Report every line in the listing below where the string "screenshot" shows up.
# # # # # # #
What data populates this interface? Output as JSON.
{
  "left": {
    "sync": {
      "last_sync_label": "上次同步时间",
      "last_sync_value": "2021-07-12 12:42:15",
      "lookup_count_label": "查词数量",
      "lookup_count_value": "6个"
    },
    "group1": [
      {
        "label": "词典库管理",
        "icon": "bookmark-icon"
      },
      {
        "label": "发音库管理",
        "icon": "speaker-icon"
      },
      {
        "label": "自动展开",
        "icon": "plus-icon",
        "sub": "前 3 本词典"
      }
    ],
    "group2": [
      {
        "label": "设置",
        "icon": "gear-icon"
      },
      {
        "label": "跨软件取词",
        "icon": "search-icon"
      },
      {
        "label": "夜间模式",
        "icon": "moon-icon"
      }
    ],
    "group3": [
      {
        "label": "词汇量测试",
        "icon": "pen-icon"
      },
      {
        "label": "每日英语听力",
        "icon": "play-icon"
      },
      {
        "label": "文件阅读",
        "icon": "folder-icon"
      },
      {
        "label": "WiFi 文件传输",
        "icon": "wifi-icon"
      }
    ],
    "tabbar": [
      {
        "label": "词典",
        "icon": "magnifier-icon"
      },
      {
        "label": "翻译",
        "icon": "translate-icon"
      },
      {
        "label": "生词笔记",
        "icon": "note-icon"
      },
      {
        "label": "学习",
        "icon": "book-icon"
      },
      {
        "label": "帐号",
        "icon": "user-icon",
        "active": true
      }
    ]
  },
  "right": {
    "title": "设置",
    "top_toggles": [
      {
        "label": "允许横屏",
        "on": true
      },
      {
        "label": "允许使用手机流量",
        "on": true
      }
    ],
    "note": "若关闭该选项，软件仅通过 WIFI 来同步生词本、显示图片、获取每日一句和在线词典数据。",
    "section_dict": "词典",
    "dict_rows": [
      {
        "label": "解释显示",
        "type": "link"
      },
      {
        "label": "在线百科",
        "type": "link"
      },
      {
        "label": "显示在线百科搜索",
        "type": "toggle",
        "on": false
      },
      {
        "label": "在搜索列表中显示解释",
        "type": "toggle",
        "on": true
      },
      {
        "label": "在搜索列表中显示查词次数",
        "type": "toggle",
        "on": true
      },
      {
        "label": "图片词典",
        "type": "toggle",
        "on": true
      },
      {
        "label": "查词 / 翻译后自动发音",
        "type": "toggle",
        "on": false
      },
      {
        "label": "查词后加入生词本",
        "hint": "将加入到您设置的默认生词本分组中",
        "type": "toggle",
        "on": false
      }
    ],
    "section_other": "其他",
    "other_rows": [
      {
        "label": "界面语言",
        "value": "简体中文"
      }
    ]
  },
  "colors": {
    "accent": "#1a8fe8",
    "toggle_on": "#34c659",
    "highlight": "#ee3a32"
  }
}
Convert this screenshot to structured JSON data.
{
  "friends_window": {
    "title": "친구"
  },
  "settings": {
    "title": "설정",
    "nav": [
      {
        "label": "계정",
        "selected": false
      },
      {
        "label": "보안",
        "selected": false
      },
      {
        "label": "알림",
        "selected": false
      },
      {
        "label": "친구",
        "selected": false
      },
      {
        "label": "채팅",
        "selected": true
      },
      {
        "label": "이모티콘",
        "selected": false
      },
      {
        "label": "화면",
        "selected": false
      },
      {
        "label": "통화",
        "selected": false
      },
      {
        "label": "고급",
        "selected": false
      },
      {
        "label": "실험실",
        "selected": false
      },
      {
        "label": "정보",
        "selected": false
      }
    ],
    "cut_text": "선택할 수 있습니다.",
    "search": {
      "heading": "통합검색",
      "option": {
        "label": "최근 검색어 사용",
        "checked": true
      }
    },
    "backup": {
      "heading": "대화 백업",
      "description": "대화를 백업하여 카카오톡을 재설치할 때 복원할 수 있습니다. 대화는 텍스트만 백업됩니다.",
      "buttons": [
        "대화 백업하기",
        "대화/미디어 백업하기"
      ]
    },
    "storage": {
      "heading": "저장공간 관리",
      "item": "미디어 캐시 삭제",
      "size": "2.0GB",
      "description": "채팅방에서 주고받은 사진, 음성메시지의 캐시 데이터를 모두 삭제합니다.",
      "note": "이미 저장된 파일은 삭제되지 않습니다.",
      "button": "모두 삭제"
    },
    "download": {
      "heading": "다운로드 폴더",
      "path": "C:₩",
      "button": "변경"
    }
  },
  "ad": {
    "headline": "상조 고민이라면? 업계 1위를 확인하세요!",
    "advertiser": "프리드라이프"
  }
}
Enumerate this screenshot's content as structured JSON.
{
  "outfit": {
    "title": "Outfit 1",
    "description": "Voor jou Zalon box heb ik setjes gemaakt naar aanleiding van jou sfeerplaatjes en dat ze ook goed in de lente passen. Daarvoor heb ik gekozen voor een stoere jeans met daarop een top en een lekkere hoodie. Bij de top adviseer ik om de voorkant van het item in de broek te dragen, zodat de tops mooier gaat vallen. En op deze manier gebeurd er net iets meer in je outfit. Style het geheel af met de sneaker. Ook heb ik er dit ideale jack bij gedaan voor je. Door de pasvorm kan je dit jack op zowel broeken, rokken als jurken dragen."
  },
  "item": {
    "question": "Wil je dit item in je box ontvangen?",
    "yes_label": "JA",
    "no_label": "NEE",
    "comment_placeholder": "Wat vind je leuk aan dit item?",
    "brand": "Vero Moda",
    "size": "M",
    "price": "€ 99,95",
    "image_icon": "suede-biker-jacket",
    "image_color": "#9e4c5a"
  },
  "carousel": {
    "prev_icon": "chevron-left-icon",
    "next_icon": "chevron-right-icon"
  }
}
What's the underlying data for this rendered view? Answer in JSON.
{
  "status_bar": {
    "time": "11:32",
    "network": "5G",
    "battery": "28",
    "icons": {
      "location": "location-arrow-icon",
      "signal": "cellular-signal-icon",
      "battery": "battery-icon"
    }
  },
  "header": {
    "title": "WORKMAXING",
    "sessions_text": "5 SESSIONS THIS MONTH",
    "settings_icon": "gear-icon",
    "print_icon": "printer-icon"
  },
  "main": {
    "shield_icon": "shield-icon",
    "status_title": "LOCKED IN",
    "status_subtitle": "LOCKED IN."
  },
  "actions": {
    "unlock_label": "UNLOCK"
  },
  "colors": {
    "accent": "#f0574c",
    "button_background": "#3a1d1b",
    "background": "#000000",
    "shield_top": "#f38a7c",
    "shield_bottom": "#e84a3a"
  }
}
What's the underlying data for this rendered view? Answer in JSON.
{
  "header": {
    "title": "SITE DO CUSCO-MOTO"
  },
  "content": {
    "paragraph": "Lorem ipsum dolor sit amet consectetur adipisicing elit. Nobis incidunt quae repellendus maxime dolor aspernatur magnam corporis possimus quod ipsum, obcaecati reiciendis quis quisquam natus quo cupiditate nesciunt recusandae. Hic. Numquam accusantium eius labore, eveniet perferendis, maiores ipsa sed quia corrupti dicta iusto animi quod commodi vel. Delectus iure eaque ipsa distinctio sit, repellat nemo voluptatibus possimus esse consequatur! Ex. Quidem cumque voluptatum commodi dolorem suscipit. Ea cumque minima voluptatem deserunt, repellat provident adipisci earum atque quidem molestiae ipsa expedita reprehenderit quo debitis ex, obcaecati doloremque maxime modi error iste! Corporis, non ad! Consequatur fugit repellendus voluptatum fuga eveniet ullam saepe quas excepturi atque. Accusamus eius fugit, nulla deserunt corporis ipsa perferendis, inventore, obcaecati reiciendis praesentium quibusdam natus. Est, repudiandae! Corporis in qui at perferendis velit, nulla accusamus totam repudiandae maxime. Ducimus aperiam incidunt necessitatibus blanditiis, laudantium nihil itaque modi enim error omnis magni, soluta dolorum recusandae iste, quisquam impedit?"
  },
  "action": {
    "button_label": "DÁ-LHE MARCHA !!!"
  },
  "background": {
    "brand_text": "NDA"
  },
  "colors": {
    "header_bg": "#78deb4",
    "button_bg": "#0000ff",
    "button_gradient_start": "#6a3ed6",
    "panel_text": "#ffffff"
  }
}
# # # # # # #
THE RESPONSE:
Convert this screenshot to structured JSON data.
Enumerate this screenshot's content as structured JSON.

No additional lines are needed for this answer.